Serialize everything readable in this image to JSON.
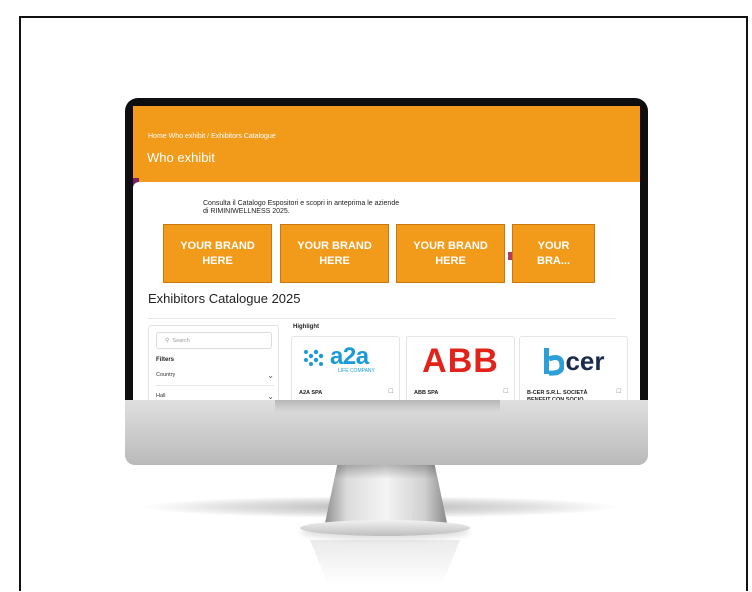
{
  "breadcrumb": {
    "items": [
      "Home",
      "Who exhibit",
      "Exhibitors Catalogue"
    ],
    "separator": "/"
  },
  "hero": {
    "title": "Who exhibit",
    "background_color": "#f29a1a"
  },
  "intro": {
    "line1": "Consulta il Catalogo Espositori e scopri in anteprima le aziende",
    "line2": "di RIMINIWELLNESS 2025."
  },
  "brand_banners": [
    {
      "line1": "YOUR BRAND",
      "line2": "HERE"
    },
    {
      "line1": "YOUR BRAND",
      "line2": "HERE"
    },
    {
      "line1": "YOUR BRAND",
      "line2": "HERE"
    },
    {
      "line1": "YOUR",
      "line2": "BRA..."
    }
  ],
  "catalogue": {
    "title": "Exhibitors Catalogue 2025",
    "search_placeholder": "Search",
    "filters_label": "Filters",
    "filter_rows": [
      "Country",
      "Hall"
    ],
    "highlight_label": "Highlight",
    "exhibitors": [
      {
        "name": "A2A SPA",
        "logo_text": "a2a",
        "logo_subtext": "LIFE COMPANY",
        "logo_color": "#1a9ad6"
      },
      {
        "name": "ABB SPA",
        "logo_text": "ABB",
        "logo_color": "#e2231a"
      },
      {
        "name": "B-CER S.R.L. SOCIETÀ BENEFIT CON SOCIO",
        "logo_text": "cer",
        "logo_color": "#1a2b4c",
        "accent_color": "#2a9fd8"
      }
    ]
  },
  "icons": {
    "search": "search-icon",
    "chevron": "chevron-down-icon",
    "bookmark": "bookmark-icon"
  }
}
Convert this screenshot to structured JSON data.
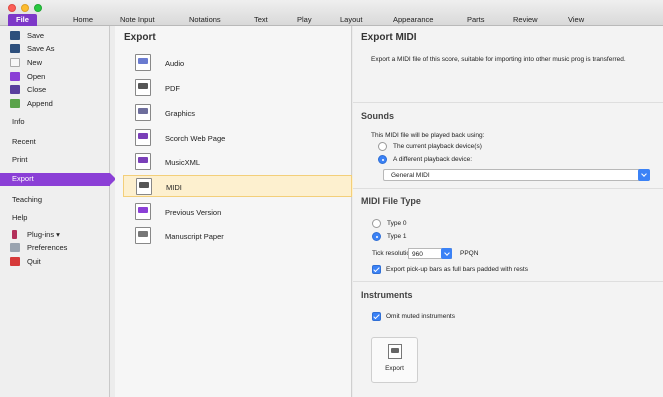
{
  "tabs": [
    "File",
    "Home",
    "Note Input",
    "Notations",
    "Text",
    "Play",
    "Layout",
    "Appearance",
    "Parts",
    "Review",
    "View"
  ],
  "sidebar": {
    "items": [
      {
        "label": "Save",
        "icon": "save-icon",
        "color": "#2d4f7c",
        "type": "file"
      },
      {
        "label": "Save As",
        "icon": "save-as-icon",
        "color": "#2d4f7c",
        "type": "file"
      },
      {
        "label": "New",
        "icon": "new-icon",
        "color": "#e8e8e8",
        "type": "file"
      },
      {
        "label": "Open",
        "icon": "folder-icon",
        "color": "#8b3fd6",
        "type": "file"
      },
      {
        "label": "Close",
        "icon": "folder-close-icon",
        "color": "#5a3f9e",
        "type": "file"
      },
      {
        "label": "Append",
        "icon": "append-icon",
        "color": "#5aa34a",
        "type": "file"
      },
      {
        "label": "Info",
        "type": "section"
      },
      {
        "label": "Recent",
        "type": "section"
      },
      {
        "label": "Print",
        "type": "section"
      },
      {
        "label": "Export",
        "type": "section",
        "active": true
      },
      {
        "label": "Teaching",
        "type": "section"
      },
      {
        "label": "Help",
        "type": "section"
      },
      {
        "label": "Plug-ins ▾",
        "icon": "plugin-icon",
        "color": "#b3305a",
        "type": "file"
      },
      {
        "label": "Preferences",
        "icon": "preferences-icon",
        "color": "#9aa4b0",
        "type": "file"
      },
      {
        "label": "Quit",
        "icon": "quit-icon",
        "color": "#d63a3a",
        "type": "file"
      }
    ]
  },
  "export_list": {
    "title": "Export",
    "items": [
      {
        "label": "Audio",
        "icon": "audio-icon",
        "color": "#6a7bd0"
      },
      {
        "label": "PDF",
        "icon": "pdf-icon",
        "color": "#555555"
      },
      {
        "label": "Graphics",
        "icon": "graphics-icon",
        "color": "#6d6d9c"
      },
      {
        "label": "Scorch Web Page",
        "icon": "scorch-web-page-icon",
        "color": "#7a3fb8"
      },
      {
        "label": "MusicXML",
        "icon": "musicxml-icon",
        "color": "#7a3fb8"
      },
      {
        "label": "MIDI",
        "icon": "midi-icon",
        "color": "#555555",
        "active": true
      },
      {
        "label": "Previous Version",
        "icon": "previous-version-icon",
        "color": "#8b3fd6"
      },
      {
        "label": "Manuscript Paper",
        "icon": "manuscript-paper-icon",
        "color": "#777777"
      }
    ]
  },
  "detail": {
    "title": "Export MIDI",
    "description": "Export a MIDI file of this score, suitable for importing into other music prog is transferred.",
    "sounds": {
      "heading": "Sounds",
      "prompt": "This MIDI file will be played back using:",
      "option_current": "The current playback device(s)",
      "option_different": "A different playback device:",
      "device": "General MIDI"
    },
    "file_type": {
      "heading": "MIDI File Type",
      "type0": "Type 0",
      "type1": "Type 1",
      "tick_label": "Tick resolution:",
      "tick_value": "960",
      "tick_unit": "PPQN",
      "pickup_label": "Export pick-up bars as full bars padded with rests"
    },
    "instruments": {
      "heading": "Instruments",
      "omit_label": "Omit muted instruments"
    },
    "export_button": "Export"
  },
  "colors": {
    "accent": "#8b3fd6",
    "selection": "#fdf0cf",
    "control": "#3b82f6"
  }
}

• WHAT IS NEEDED
Nothing in the entries above should change when they are printed again, except that the pictures are dropped.

• FINISHED TASK
Serialize everything readable in this image to JSON.
{
  "breadcrumb": {
    "items": [
      "Home",
      "Who exhibit",
      "Exhibitors Catalogue"
    ],
    "separator": "/"
  },
  "hero": {
    "title": "Who exhibit",
    "background_color": "#f29a1a"
  },
  "intro": {
    "line1": "Consulta il Catalogo Espositori e scopri in anteprima le aziende",
    "line2": "di RIMINIWELLNESS 2025."
  },
  "brand_banners": [
    {
      "line1": "YOUR BRAND",
      "line2": "HERE"
    },
    {
      "line1": "YOUR BRAND",
      "line2": "HERE"
    },
    {
      "line1": "YOUR BRAND",
      "line2": "HERE"
    },
    {
      "line1": "YOUR",
      "line2": "BRA..."
    }
  ],
  "catalogue": {
    "title": "Exhibitors Catalogue 2025",
    "search_placeholder": "Search",
    "filters_label": "Filters",
    "filter_rows": [
      "Country",
      "Hall"
    ],
    "highlight_label": "Highlight",
    "exhibitors": [
      {
        "name": "A2A SPA",
        "logo_text": "a2a",
        "logo_subtext": "LIFE COMPANY",
        "logo_color": "#1a9ad6"
      },
      {
        "name": "ABB SPA",
        "logo_text": "ABB",
        "logo_color": "#e2231a"
      },
      {
        "name": "B-CER S.R.L. SOCIETÀ BENEFIT CON SOCIO",
        "logo_text": "cer",
        "logo_color": "#1a2b4c",
        "accent_color": "#2a9fd8"
      }
    ]
  },
  "icons": {
    "search": "search-icon",
    "chevron": "chevron-down-icon",
    "bookmark": "bookmark-icon"
  }
}
Convert this screenshot to structured JSON data.
{
  "tabs": [
    "File",
    "Home",
    "Note Input",
    "Notations",
    "Text",
    "Play",
    "Layout",
    "Appearance",
    "Parts",
    "Review",
    "View"
  ],
  "sidebar": {
    "items": [
      {
        "label": "Save",
        "icon": "save-icon",
        "color": "#2d4f7c",
        "type": "file"
      },
      {
        "label": "Save As",
        "icon": "save-as-icon",
        "color": "#2d4f7c",
        "type": "file"
      },
      {
        "label": "New",
        "icon": "new-icon",
        "color": "#e8e8e8",
        "type": "file"
      },
      {
        "label": "Open",
        "icon": "folder-icon",
        "color": "#8b3fd6",
        "type": "file"
      },
      {
        "label": "Close",
        "icon": "folder-close-icon",
        "color": "#5a3f9e",
        "type": "file"
      },
      {
        "label": "Append",
        "icon": "append-icon",
        "color": "#5aa34a",
        "type": "file"
      },
      {
        "label": "Info",
        "type": "section"
      },
      {
        "label": "Recent",
        "type": "section"
      },
      {
        "label": "Print",
        "type": "section"
      },
      {
        "label": "Export",
        "type": "section",
        "active": true
      },
      {
        "label": "Teaching",
        "type": "section"
      },
      {
        "label": "Help",
        "type": "section"
      },
      {
        "label": "Plug-ins ▾",
        "icon": "plugin-icon",
        "color": "#b3305a",
        "type": "file"
      },
      {
        "label": "Preferences",
        "icon": "preferences-icon",
        "color": "#9aa4b0",
        "type": "file"
      },
      {
        "label": "Quit",
        "icon": "quit-icon",
        "color": "#d63a3a",
        "type": "file"
      }
    ]
  },
  "export_list": {
    "title": "Export",
    "items": [
      {
        "label": "Audio",
        "icon": "audio-icon",
        "color": "#6a7bd0"
      },
      {
        "label": "PDF",
        "icon": "pdf-icon",
        "color": "#555555"
      },
      {
        "label": "Graphics",
        "icon": "graphics-icon",
        "color": "#6d6d9c"
      },
      {
        "label": "Scorch Web Page",
        "icon": "scorch-web-page-icon",
        "color": "#7a3fb8"
      },
      {
        "label": "MusicXML",
        "icon": "musicxml-icon",
        "color": "#7a3fb8"
      },
      {
        "label": "MIDI",
        "icon": "midi-icon",
        "color": "#555555",
        "active": true
      },
      {
        "label": "Previous Version",
        "icon": "previous-version-icon",
        "color": "#8b3fd6"
      },
      {
        "label": "Manuscript Paper",
        "icon": "manuscript-paper-icon",
        "color": "#777777"
      }
    ]
  },
  "detail": {
    "title": "Export MIDI",
    "description": "Export a MIDI file of this score, suitable for importing into other music prog is transferred.",
    "sounds": {
      "heading": "Sounds",
      "prompt": "This MIDI file will be played back using:",
      "option_current": "The current playback device(s)",
      "option_different": "A different playback device:",
      "device": "General MIDI"
    },
    "file_type": {
      "heading": "MIDI File Type",
      "type0": "Type 0",
      "type1": "Type 1",
      "tick_label": "Tick resolution:",
      "tick_value": "960",
      "tick_unit": "PPQN",
      "pickup_label": "Export pick-up bars as full bars padded with rests"
    },
    "instruments": {
      "heading": "Instruments",
      "omit_label": "Omit muted instruments"
    },
    "export_button": "Export"
  },
  "colors": {
    "accent": "#8b3fd6",
    "selection": "#fdf0cf",
    "control": "#3b82f6"
  }
}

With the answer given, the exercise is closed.